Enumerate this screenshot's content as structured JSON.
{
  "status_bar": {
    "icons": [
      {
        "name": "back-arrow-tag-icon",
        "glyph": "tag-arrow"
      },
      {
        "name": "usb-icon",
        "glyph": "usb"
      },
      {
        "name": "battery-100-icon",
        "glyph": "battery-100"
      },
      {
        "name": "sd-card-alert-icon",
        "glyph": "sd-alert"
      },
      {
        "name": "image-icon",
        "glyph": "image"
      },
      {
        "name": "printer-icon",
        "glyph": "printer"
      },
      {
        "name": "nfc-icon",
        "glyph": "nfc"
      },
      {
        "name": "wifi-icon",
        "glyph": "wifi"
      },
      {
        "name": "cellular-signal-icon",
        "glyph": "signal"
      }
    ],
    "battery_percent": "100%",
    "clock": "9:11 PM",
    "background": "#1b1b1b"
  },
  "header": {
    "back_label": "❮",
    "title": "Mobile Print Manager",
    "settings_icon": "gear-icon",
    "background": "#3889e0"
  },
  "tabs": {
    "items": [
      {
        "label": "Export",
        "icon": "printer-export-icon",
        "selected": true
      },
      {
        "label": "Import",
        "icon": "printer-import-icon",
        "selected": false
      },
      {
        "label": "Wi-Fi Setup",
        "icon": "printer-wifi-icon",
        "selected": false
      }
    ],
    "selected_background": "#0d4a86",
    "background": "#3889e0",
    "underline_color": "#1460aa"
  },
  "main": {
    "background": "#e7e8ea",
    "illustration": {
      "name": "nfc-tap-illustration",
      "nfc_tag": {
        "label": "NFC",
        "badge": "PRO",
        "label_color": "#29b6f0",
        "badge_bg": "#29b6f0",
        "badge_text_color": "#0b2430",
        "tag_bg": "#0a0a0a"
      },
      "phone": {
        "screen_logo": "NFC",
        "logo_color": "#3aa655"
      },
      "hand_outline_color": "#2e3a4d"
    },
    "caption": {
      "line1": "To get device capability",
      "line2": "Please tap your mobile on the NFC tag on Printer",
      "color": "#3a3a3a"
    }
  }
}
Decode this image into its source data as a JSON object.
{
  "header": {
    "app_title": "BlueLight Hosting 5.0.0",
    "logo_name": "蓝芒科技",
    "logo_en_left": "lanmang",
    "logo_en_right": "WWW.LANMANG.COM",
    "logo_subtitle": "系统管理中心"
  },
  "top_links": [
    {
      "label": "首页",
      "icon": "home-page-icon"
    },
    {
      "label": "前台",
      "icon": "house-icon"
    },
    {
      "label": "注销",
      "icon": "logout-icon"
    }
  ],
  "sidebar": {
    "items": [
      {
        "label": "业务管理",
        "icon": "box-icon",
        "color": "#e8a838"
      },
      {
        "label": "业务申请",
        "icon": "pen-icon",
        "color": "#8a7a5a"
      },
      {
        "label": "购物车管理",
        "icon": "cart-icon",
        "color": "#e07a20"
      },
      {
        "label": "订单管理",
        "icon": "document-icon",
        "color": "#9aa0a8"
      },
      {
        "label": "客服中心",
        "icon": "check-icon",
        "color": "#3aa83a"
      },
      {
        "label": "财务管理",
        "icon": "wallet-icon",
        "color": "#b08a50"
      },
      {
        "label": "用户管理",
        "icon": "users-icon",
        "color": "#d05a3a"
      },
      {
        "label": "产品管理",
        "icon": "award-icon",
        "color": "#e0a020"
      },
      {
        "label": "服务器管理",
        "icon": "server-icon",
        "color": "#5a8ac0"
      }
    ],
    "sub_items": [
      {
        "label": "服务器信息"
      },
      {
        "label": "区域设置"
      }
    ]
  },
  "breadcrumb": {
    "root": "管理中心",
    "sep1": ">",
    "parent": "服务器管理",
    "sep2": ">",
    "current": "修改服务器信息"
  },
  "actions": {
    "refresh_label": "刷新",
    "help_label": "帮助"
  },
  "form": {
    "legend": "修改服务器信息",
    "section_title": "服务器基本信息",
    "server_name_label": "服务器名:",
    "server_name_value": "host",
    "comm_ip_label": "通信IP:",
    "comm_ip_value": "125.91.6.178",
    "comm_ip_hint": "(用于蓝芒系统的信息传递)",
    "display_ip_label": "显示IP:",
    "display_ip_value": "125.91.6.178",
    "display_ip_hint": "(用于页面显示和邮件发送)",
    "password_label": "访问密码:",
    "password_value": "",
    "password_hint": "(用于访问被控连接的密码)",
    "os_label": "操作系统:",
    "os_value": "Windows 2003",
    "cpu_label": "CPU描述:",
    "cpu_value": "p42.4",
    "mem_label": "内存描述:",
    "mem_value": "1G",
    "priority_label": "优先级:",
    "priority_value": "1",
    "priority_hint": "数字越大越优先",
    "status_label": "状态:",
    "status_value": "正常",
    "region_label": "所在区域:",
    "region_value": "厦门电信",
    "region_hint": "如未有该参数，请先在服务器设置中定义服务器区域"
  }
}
______________________________
*YOUR INSTRUCTIONS*.
Restate the listing in full, word for word.

*RESPONSE TO THIS TASK*.
Enumerate this screenshot's content as structured JSON.
{
  "status_bar": {
    "icons": [
      {
        "name": "back-arrow-tag-icon",
        "glyph": "tag-arrow"
      },
      {
        "name": "usb-icon",
        "glyph": "usb"
      },
      {
        "name": "battery-100-icon",
        "glyph": "battery-100"
      },
      {
        "name": "sd-card-alert-icon",
        "glyph": "sd-alert"
      },
      {
        "name": "image-icon",
        "glyph": "image"
      },
      {
        "name": "printer-icon",
        "glyph": "printer"
      },
      {
        "name": "nfc-icon",
        "glyph": "nfc"
      },
      {
        "name": "wifi-icon",
        "glyph": "wifi"
      },
      {
        "name": "cellular-signal-icon",
        "glyph": "signal"
      }
    ],
    "battery_percent": "100%",
    "clock": "9:11 PM",
    "background": "#1b1b1b"
  },
  "header": {
    "back_label": "❮",
    "title": "Mobile Print Manager",
    "settings_icon": "gear-icon",
    "background": "#3889e0"
  },
  "tabs": {
    "items": [
      {
        "label": "Export",
        "icon": "printer-export-icon",
        "selected": true
      },
      {
        "label": "Import",
        "icon": "printer-import-icon",
        "selected": false
      },
      {
        "label": "Wi-Fi Setup",
        "icon": "printer-wifi-icon",
        "selected": false
      }
    ],
    "selected_background": "#0d4a86",
    "background": "#3889e0",
    "underline_color": "#1460aa"
  },
  "main": {
    "background": "#e7e8ea",
    "illustration": {
      "name": "nfc-tap-illustration",
      "nfc_tag": {
        "label": "NFC",
        "badge": "PRO",
        "label_color": "#29b6f0",
        "badge_bg": "#29b6f0",
        "badge_text_color": "#0b2430",
        "tag_bg": "#0a0a0a"
      },
      "phone": {
        "screen_logo": "NFC",
        "logo_color": "#3aa655"
      },
      "hand_outline_color": "#2e3a4d"
    },
    "caption": {
      "line1": "To get device capability",
      "line2": "Please tap your mobile on the NFC tag on Printer",
      "color": "#3a3a3a"
    }
  }
}
Decode this image into its source data as a JSON object.
{
  "header": {
    "app_title": "BlueLight Hosting 5.0.0",
    "logo_name": "蓝芒科技",
    "logo_en_left": "lanmang",
    "logo_en_right": "WWW.LANMANG.COM",
    "logo_subtitle": "系统管理中心"
  },
  "top_links": [
    {
      "label": "首页",
      "icon": "home-page-icon"
    },
    {
      "label": "前台",
      "icon": "house-icon"
    },
    {
      "label": "注销",
      "icon": "logout-icon"
    }
  ],
  "sidebar": {
    "items": [
      {
        "label": "业务管理",
        "icon": "box-icon",
        "color": "#e8a838"
      },
      {
        "label": "业务申请",
        "icon": "pen-icon",
        "color": "#8a7a5a"
      },
      {
        "label": "购物车管理",
        "icon": "cart-icon",
        "color": "#e07a20"
      },
      {
        "label": "订单管理",
        "icon": "document-icon",
        "color": "#9aa0a8"
      },
      {
        "label": "客服中心",
        "icon": "check-icon",
        "color": "#3aa83a"
      },
      {
        "label": "财务管理",
        "icon": "wallet-icon",
        "color": "#b08a50"
      },
      {
        "label": "用户管理",
        "icon": "users-icon",
        "color": "#d05a3a"
      },
      {
        "label": "产品管理",
        "icon": "award-icon",
        "color": "#e0a020"
      },
      {
        "label": "服务器管理",
        "icon": "server-icon",
        "color": "#5a8ac0"
      }
    ],
    "sub_items": [
      {
        "label": "服务器信息"
      },
      {
        "label": "区域设置"
      }
    ]
  },
  "breadcrumb": {
    "root": "管理中心",
    "sep1": ">",
    "parent": "服务器管理",
    "sep2": ">",
    "current": "修改服务器信息"
  },
  "actions": {
    "refresh_label": "刷新",
    "help_label": "帮助"
  },
  "form": {
    "legend": "修改服务器信息",
    "section_title": "服务器基本信息",
    "server_name_label": "服务器名:",
    "server_name_value": "host",
    "comm_ip_label": "通信IP:",
    "comm_ip_value": "125.91.6.178",
    "comm_ip_hint": "(用于蓝芒系统的信息传递)",
    "display_ip_label": "显示IP:",
    "display_ip_value": "125.91.6.178",
    "display_ip_hint": "(用于页面显示和邮件发送)",
    "password_label": "访问密码:",
    "password_value": "",
    "password_hint": "(用于访问被控连接的密码)",
    "os_label": "操作系统:",
    "os_value": "Windows 2003",
    "cpu_label": "CPU描述:",
    "cpu_value": "p42.4",
    "mem_label": "内存描述:",
    "mem_value": "1G",
    "priority_label": "优先级:",
    "priority_value": "1",
    "priority_hint": "数字越大越优先",
    "status_label": "状态:",
    "status_value": "正常",
    "region_label": "所在区域:",
    "region_value": "厦门电信",
    "region_hint": "如未有该参数，请先在服务器设置中定义服务器区域"
  }
}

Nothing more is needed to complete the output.